◆ **Your instructions**:
From the listing below, select every line where the word "rain" appears.

↓↓↓

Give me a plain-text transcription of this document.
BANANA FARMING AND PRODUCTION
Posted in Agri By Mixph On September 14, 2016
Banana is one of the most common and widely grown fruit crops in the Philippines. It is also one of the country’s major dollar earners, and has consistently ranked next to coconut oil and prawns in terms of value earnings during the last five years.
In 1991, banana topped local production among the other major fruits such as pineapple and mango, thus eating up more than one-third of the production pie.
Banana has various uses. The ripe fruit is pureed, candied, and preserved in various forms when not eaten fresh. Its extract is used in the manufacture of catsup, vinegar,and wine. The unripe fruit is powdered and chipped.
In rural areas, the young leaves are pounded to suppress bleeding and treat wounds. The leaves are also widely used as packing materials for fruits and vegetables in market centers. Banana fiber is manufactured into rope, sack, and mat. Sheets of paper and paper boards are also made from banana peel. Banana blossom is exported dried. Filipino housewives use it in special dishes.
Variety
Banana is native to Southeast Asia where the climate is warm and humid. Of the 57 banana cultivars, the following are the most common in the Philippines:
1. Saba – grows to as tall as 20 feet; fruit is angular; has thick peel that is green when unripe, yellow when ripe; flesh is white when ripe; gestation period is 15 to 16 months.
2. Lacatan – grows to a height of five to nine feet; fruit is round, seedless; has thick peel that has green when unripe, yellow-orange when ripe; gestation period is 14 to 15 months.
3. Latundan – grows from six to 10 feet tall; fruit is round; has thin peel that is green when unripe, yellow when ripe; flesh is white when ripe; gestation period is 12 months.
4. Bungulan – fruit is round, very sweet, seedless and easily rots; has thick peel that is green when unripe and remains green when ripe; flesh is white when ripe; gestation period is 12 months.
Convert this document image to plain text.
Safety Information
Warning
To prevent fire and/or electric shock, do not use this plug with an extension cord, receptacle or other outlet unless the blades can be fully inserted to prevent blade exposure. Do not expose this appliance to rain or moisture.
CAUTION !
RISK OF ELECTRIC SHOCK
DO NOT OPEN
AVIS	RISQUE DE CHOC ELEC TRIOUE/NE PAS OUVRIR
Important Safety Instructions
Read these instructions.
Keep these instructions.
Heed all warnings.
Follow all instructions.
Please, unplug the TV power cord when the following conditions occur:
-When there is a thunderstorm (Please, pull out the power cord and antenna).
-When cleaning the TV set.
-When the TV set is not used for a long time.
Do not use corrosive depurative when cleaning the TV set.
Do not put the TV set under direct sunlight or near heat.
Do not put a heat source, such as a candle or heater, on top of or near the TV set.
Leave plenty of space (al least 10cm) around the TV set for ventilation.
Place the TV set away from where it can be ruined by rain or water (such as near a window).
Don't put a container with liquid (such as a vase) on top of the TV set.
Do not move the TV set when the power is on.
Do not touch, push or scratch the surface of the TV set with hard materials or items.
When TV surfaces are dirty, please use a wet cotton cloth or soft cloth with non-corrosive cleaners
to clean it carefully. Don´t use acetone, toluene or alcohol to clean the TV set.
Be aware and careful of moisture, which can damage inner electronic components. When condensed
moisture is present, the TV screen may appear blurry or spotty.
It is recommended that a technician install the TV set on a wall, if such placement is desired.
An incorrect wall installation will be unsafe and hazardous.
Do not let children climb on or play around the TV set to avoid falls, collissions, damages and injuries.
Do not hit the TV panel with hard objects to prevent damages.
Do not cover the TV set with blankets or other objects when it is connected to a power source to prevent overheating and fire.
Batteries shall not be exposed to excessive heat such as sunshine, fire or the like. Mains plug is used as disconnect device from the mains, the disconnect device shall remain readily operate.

↑↑↑
↓↓↓

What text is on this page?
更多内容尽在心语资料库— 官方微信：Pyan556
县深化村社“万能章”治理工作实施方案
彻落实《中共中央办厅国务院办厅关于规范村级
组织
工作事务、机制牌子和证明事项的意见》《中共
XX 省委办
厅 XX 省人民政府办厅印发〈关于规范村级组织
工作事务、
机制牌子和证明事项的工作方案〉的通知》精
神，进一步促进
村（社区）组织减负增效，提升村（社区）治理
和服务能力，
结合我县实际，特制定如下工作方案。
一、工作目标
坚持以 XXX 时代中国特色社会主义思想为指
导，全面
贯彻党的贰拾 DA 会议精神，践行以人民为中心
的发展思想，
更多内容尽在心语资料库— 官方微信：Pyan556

↑↑↑
↓↓↓

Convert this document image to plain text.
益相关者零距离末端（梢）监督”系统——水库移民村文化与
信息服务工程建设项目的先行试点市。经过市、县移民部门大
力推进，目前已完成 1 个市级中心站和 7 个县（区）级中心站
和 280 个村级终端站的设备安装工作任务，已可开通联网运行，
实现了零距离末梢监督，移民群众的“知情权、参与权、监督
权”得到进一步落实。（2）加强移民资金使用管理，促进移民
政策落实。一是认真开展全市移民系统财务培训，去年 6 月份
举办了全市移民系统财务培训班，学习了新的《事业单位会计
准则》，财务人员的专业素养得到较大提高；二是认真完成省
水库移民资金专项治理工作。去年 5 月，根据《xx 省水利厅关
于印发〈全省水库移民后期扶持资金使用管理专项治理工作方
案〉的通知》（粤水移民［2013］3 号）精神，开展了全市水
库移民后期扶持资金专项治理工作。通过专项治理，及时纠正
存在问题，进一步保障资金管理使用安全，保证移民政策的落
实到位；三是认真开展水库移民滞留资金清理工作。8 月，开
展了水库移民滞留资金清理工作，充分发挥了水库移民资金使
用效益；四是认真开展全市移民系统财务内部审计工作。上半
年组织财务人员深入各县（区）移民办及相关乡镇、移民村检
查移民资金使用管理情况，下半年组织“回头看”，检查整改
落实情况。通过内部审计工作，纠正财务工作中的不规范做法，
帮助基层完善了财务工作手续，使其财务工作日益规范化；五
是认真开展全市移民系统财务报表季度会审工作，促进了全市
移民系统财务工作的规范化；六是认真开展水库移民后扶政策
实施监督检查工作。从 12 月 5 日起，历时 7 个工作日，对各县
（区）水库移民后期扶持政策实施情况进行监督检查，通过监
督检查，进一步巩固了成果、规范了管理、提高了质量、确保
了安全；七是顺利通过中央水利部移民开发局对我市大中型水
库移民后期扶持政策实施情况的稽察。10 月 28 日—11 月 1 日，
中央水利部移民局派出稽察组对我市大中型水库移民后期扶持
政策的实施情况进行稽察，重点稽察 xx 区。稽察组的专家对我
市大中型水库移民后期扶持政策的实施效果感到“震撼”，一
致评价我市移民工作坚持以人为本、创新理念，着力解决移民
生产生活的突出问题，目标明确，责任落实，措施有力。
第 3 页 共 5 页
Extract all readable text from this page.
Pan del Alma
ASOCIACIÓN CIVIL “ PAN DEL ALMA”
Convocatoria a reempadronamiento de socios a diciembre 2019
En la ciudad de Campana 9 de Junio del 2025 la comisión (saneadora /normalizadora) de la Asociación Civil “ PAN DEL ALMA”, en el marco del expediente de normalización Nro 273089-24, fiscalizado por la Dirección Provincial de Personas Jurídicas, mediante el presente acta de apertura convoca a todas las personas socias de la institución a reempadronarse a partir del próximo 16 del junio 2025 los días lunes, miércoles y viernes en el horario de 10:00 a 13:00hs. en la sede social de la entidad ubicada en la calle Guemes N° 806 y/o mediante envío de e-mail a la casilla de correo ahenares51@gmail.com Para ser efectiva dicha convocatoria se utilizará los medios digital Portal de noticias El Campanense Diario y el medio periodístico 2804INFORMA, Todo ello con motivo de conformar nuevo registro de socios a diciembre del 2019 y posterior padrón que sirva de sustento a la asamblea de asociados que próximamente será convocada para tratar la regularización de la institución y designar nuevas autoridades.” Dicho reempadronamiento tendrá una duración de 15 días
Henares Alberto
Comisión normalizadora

↑↑↑

◆ **Result of this task**:
To prevent fire and/or electric shock, do not use this plug with an extension cord, receptacle or other outlet unless the blades can be fully inserted to prevent blade exposure. Do not expose this appliance to rain or moisture.
Place the TV set away from where it can be ruined by rain or water (such as near a window).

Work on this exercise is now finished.